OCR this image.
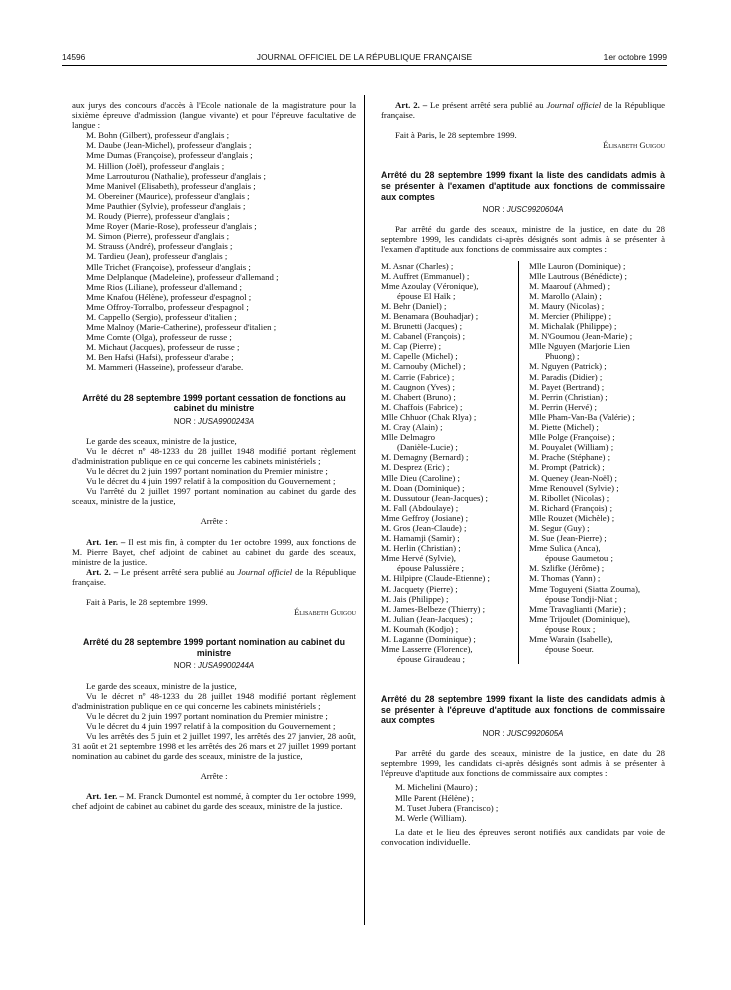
14596	JOURNAL OFFICIEL DE LA RÉPUBLIQUE FRANÇAISE	1er octobre 1999

aux jurys des concours d'accès à l'Ecole nationale de la magistrature pour la sixième épreuve d'admission (langue vivante) et pour l'épreuve facultative de langue :

M. Bohn (Gilbert), professeur d'anglais ;

M. Daube (Jean-Michel), professeur d'anglais ;

Mme Dumas (Françoise), professeur d'anglais ;

M. Hillion (Joël), professeur d'anglais ;

Mme Larrouturou (Nathalie), professeur d'anglais ;

Mme Manivel (Elisabeth), professeur d'anglais ;

M. Obereiner (Maurice), professeur d'anglais ;

Mme Pauthier (Sylvie), professeur d'anglais ;

M. Roudy (Pierre), professeur d'anglais ;

Mme Royer (Marie-Rose), professeur d'anglais ;

M. Simon (Pierre), professeur d'anglais ;

M. Strauss (André), professeur d'anglais ;

M. Tardieu (Jean), professeur d'anglais ;

Mlle Trichet (Françoise), professeur d'anglais ;

Mme Delplanque (Madeleine), professeur d'allemand ;

Mme Rios (Liliane), professeur d'allemand ;

Mme Knafou (Hélène), professeur d'espagnol ;

Mme Offroy-Torralbo, professeur d'espagnol ;

M. Cappello (Sergio), professeur d'italien ;

Mme Malnoy (Marie-Catherine), professeur d'italien ;

Mme Comte (Olga), professeur de russe ;

M. Michaut (Jacques), professeur de russe ;

M. Ben Hafsi (Hafsi), professeur d'arabe ;

M. Mammeri (Hasseine), professeur d'arabe.

Arrêté du 28 septembre 1999 portant cessation de fonctions au cabinet du ministre
NOR : JUSA9900243A

Le garde des sceaux, ministre de la justice,

Vu le décret nº 48-1233 du 28 juillet 1948 modifié portant règlement d'administration publique en ce qui concerne les cabinets ministériels ;

Vu le décret du 2 juin 1997 portant nomination du Premier ministre ;

Vu le décret du 4 juin 1997 relatif à la composition du Gouvernement ;

Vu l'arrêté du 2 juillet 1997 portant nomination au cabinet du garde des sceaux, ministre de la justice,

Arrête :

Art. 1er. – Il est mis fin, à compter du 1er octobre 1999, aux fonctions de M. Pierre Bayet, chef adjoint de cabinet au cabinet du garde des sceaux, ministre de la justice.

Art. 2. – Le présent arrêté sera publié au Journal officiel de la République française.

Fait à Paris, le 28 septembre 1999.

Élisabeth Guigou

Arrêté du 28 septembre 1999 portant nomination au cabinet du ministre
NOR : JUSA9900244A

Le garde des sceaux, ministre de la justice,

Vu le décret nº 48-1233 du 28 juillet 1948 modifié portant règlement d'administration publique en ce qui concerne les cabinets ministériels ;

Vu le décret du 2 juin 1997 portant nomination du Premier ministre ;

Vu le décret du 4 juin 1997 relatif à la composition du Gouvernement ;

Vu les arrêtés des 5 juin et 2 juillet 1997, les arrêtés des 27 janvier, 28 août, 31 août et 21 septembre 1998 et les arrêtés des 26 mars et 27 juillet 1999 portant nomination au cabinet du garde des sceaux, ministre de la justice,

Arrête :

Art. 1er. – M. Franck Dumontel est nommé, à compter du 1er octobre 1999, chef adjoint de cabinet au cabinet du garde des sceaux, ministre de la justice.

Art. 2. – Le présent arrêté sera publié au Journal officiel de la République française.

Fait à Paris, le 28 septembre 1999.

Élisabeth Guigou

Arrêté du 28 septembre 1999 fixant la liste des candidats admis à se présenter à l'examen d'aptitude aux fonctions de commissaire aux comptes
NOR : JUSC9920604A

Par arrêté du garde des sceaux, ministre de la justice, en date du 28 septembre 1999, les candidats ci-après désignés sont admis à se présenter à l'examen d'aptitude aux fonctions de commissaire aux comptes :

M. Asnar (Charles) ;

M. Auffret (Emmanuel) ;

Mme Azoulay (Véronique),

épouse El Haïk ;

M. Behr (Daniel) ;

M. Benamara (Bouhadjar) ;

M. Brunetti (Jacques) ;

M. Cabanel (François) ;

M. Cap (Pierre) ;

M. Capelle (Michel) ;

M. Carnouby (Michel) ;

M. Carrie (Fabrice) ;

M. Caugnon (Yves) ;

M. Chabert (Bruno) ;

M. Chaffois (Fabrice) ;

Mlle Chhuor (Chak Rlya) ;

M. Cray (Alain) ;

Mlle Delmagro

(Danièle-Lucie) ;

M. Demagny (Bernard) ;

M. Desprez (Eric) ;

Mlle Dieu (Caroline) ;

M. Doan (Dominique) ;

M. Dussutour (Jean-Jacques) ;

M. Fall (Abdoulaye) ;

Mme Geffroy (Josiane) ;

M. Gros (Jean-Claude) ;

M. Hamamji (Samir) ;

M. Herlin (Christian) ;

Mme Hervé (Sylvie),

épouse Palussière ;

M. Hilpipre (Claude-Etienne) ;

M. Jacquety (Pierre) ;

M. Jais (Philippe) ;

M. James-Belbeze (Thierry) ;

M. Julian (Jean-Jacques) ;

M. Koumah (Kodjo) ;

M. Laganne (Dominique) ;

Mme Lasserre (Florence),

épouse Giraudeau ;

Mlle Lauron (Dominique) ;

Mlle Lautrous (Bénédicte) ;

M. Maarouf (Ahmed) ;

M. Marollo (Alain) ;

M. Maury (Nicolas) ;

M. Mercier (Philippe) ;

M. Michalak (Philippe) ;

M. N'Goumou (Jean-Marie) ;

Mlle Nguyen (Marjorie Lien

Phuong) ;

M. Nguyen (Patrick) ;

M. Paradis (Didier) ;

M. Payet (Bertrand) ;

M. Perrin (Christian) ;

M. Perrin (Hervé) ;

Mlle Pham-Van-Ba (Valérie) ;

M. Piette (Michel) ;

Mlle Polge (Françoise) ;

M. Pouyalet (William) ;

M. Prache (Stéphane) ;

M. Prompt (Patrick) ;

M. Queney (Jean-Noël) ;

Mme Renouvel (Sylvie) ;

M. Ribollet (Nicolas) ;

M. Richard (François) ;

Mlle Rouzet (Michèle) ;

M. Segur (Guy) ;

M. Sue (Jean-Pierre) ;

Mme Sulica (Anca),

épouse Gaumetou ;

M. Szlifke (Jérôme) ;

M. Thomas (Yann) ;

Mme Toguyeni (Siatta Zouma),

épouse Tondji-Niat ;

Mme Travaglianti (Marie) ;

Mme Trijoulet (Dominique),

épouse Roux ;

Mme Warain (Isabelle),

épouse Soeur.

Arrêté du 28 septembre 1999 fixant la liste des candidats admis à se présenter à l'épreuve d'aptitude aux fonctions de commissaire aux comptes
NOR : JUSC9920605A

Par arrêté du garde des sceaux, ministre de la justice, en date du 28 septembre 1999, les candidats ci-après désignés sont admis à se présenter à l'épreuve d'aptitude aux fonctions de commissaire aux comptes :

M. Michelini (Mauro) ;

Mlle Parent (Hélène) ;

M. Tuset Jubera (Francisco) ;

M. Werle (William).

La date et le lieu des épreuves seront notifiés aux candidats par voie de convocation individuelle.
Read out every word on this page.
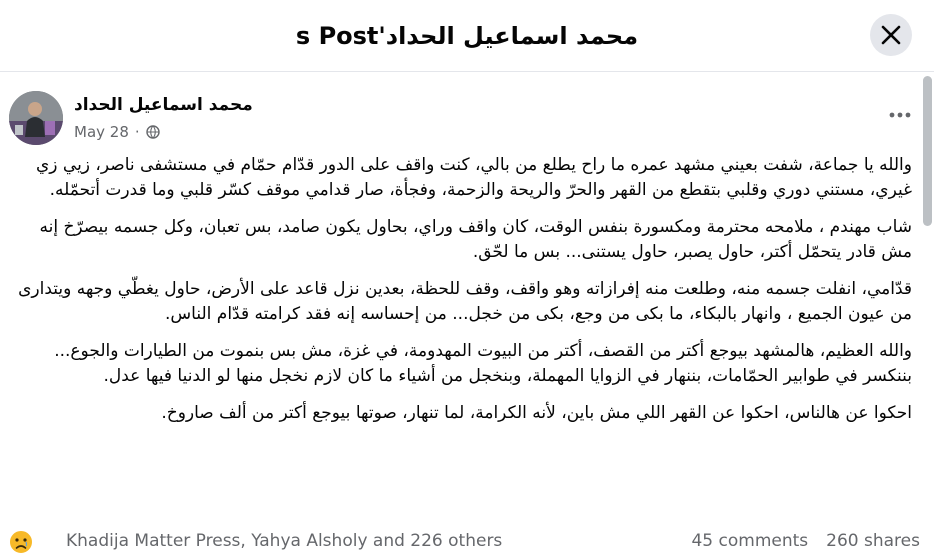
محمد اسماعيل الحداد's Post
محمد اسماعيل الحداد
May 28 ·

والله يا جماعة، شفت بعيني مشهد عمره ما راح يطلع من بالي، كنت واقف على الدور قدّام حمّام في مستشفى ناصر، زيي زي غيري، مستني دوري وقلبي بتقطع من القهر والحرّ والريحة والزحمة، وفجأة، صار قدامي موقف كسّر قلبي وما قدرت أتحمّله.

شاب مهندم ، ملامحه محترمة ومكسورة بنفس الوقت، كان واقف وراي، بحاول يكون صامد، بس تعبان، وكل جسمه بيصرّخ إنه مش قادر يتحمّل أكتر، حاول يصبر، حاول يستنى... بس ما لحّق.

قدّامي، انفلت جسمه منه، وطلعت منه إفرازاته وهو واقف، وقف للحظة، بعدين نزل قاعد على الأرض، حاول يغطّي وجهه ويتدارى من عيون الجميع ، وانهار بالبكاء، ما بكى من وجع، بكى من خجل... من إحساسه إنه فقد كرامته قدّام الناس.

والله العظيم، هالمشهد بيوجع أكتر من القصف، أكتر من البيوت المهدومة، في غزة، مش بس بنموت من الطيارات والجوع... بننكسر في طوابير الحمّامات، بننهار في الزوايا المهملة، وبنخجل من أشياء ما كان لازم نخجل منها لو الدنيا فيها عدل.

احكوا عن هالناس، احكوا عن القهر اللي مش باين، لأنه الكرامة، لما تنهار، صوتها بيوجع أكتر من ألف صاروخ.

Khadija Matter Press, Yahya Alsholy and 226 others	45 comments 260 shares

----------------------------------------

* WRITTEN TASK
Which lines in the records above contain the string "examen"? Copy each one.

* ANSWER
Arrêté du 28 septembre 1999 fixant la liste des candidats admis à se présenter à l'examen d'aptitude aux fonctions de commissaire aux comptes
Par arrêté du garde des sceaux, ministre de la justice, en date du 28 septembre 1999, les candidats ci-après désignés sont admis à se présenter à l'examen d'aptitude aux fonctions de commissaire aux comptes :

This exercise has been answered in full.